━━ STORED DATA

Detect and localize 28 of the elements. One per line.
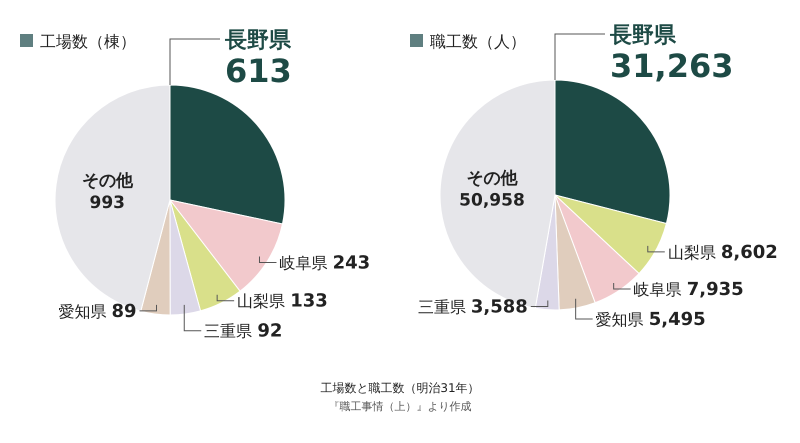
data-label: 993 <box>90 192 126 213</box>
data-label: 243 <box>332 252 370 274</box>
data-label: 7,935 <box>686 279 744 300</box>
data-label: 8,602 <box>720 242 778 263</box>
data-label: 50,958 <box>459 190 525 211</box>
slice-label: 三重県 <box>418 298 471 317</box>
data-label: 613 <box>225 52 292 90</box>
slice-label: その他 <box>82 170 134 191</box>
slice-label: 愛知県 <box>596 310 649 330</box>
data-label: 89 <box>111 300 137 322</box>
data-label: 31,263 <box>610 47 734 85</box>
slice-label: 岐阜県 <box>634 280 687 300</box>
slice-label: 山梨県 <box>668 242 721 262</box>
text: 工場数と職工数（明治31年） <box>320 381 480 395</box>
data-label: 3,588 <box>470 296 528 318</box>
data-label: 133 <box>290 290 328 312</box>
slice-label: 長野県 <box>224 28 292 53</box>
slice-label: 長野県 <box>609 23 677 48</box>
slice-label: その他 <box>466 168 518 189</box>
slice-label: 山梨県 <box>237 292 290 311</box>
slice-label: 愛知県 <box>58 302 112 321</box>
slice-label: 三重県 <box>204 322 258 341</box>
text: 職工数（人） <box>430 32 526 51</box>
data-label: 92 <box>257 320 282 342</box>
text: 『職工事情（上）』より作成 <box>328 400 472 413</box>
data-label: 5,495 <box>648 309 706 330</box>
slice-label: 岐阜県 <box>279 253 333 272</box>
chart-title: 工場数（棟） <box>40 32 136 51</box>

━━━━
━━ STORED DATA

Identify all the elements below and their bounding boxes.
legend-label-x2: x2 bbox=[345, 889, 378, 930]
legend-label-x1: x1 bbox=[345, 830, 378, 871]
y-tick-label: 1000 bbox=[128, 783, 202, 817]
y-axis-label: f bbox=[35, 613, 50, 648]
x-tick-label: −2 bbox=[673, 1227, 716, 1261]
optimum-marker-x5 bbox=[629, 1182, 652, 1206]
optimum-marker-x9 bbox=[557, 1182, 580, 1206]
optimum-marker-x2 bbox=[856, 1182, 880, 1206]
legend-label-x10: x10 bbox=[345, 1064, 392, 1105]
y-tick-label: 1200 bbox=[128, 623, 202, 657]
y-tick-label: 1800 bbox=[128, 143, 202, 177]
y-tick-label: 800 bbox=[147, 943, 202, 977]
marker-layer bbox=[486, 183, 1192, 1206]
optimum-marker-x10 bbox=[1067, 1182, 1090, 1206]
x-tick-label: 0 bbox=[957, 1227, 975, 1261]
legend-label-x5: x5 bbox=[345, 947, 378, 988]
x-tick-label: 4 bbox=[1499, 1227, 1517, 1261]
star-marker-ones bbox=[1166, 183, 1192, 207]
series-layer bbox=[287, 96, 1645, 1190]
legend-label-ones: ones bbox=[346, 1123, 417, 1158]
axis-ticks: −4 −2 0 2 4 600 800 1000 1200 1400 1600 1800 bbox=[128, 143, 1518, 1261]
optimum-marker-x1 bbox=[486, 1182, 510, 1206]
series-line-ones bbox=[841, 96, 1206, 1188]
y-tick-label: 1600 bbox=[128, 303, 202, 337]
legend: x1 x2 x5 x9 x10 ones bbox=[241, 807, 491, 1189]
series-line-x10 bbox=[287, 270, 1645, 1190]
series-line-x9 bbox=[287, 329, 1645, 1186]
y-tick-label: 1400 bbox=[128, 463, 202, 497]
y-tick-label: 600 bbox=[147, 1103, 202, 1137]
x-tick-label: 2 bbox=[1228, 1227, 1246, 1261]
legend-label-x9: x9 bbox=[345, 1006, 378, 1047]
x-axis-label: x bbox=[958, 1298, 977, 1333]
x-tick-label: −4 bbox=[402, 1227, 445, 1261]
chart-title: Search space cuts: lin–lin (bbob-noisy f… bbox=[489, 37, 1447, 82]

━━━━

STATED GOAL → Write out the material verbatim, starting at the line containing "Detect and localize" and ending at the line containing "chart-title: 工場数（棟） <box>40 32 136 51</box>", with both of those lines included. Omit the pictures from your answer.

SOLUTION BELOW →
Detect and localize 28 of the elements. One per line.
data-label: 993 <box>90 192 126 213</box>
data-label: 243 <box>332 252 370 274</box>
data-label: 7,935 <box>686 279 744 300</box>
data-label: 8,602 <box>720 242 778 263</box>
data-label: 50,958 <box>459 190 525 211</box>
slice-label: 三重県 <box>418 298 471 317</box>
data-label: 613 <box>225 52 292 90</box>
slice-label: その他 <box>82 170 134 191</box>
slice-label: 愛知県 <box>596 310 649 330</box>
data-label: 89 <box>111 300 137 322</box>
data-label: 31,263 <box>610 47 734 85</box>
slice-label: 岐阜県 <box>634 280 687 300</box>
slice-label: 山梨県 <box>668 242 721 262</box>
text: 工場数と職工数（明治31年） <box>320 381 480 395</box>
data-label: 3,588 <box>470 296 528 318</box>
data-label: 133 <box>290 290 328 312</box>
slice-label: 長野県 <box>224 28 292 53</box>
slice-label: 長野県 <box>609 23 677 48</box>
slice-label: その他 <box>466 168 518 189</box>
slice-label: 山梨県 <box>237 292 290 311</box>
slice-label: 愛知県 <box>58 302 112 321</box>
slice-label: 三重県 <box>204 322 258 341</box>
text: 職工数（人） <box>430 32 526 51</box>
data-label: 92 <box>257 320 282 342</box>
text: 『職工事情（上）』より作成 <box>328 400 472 413</box>
data-label: 5,495 <box>648 309 706 330</box>
slice-label: 岐阜県 <box>279 253 333 272</box>
chart-title: 工場数（棟） <box>40 32 136 51</box>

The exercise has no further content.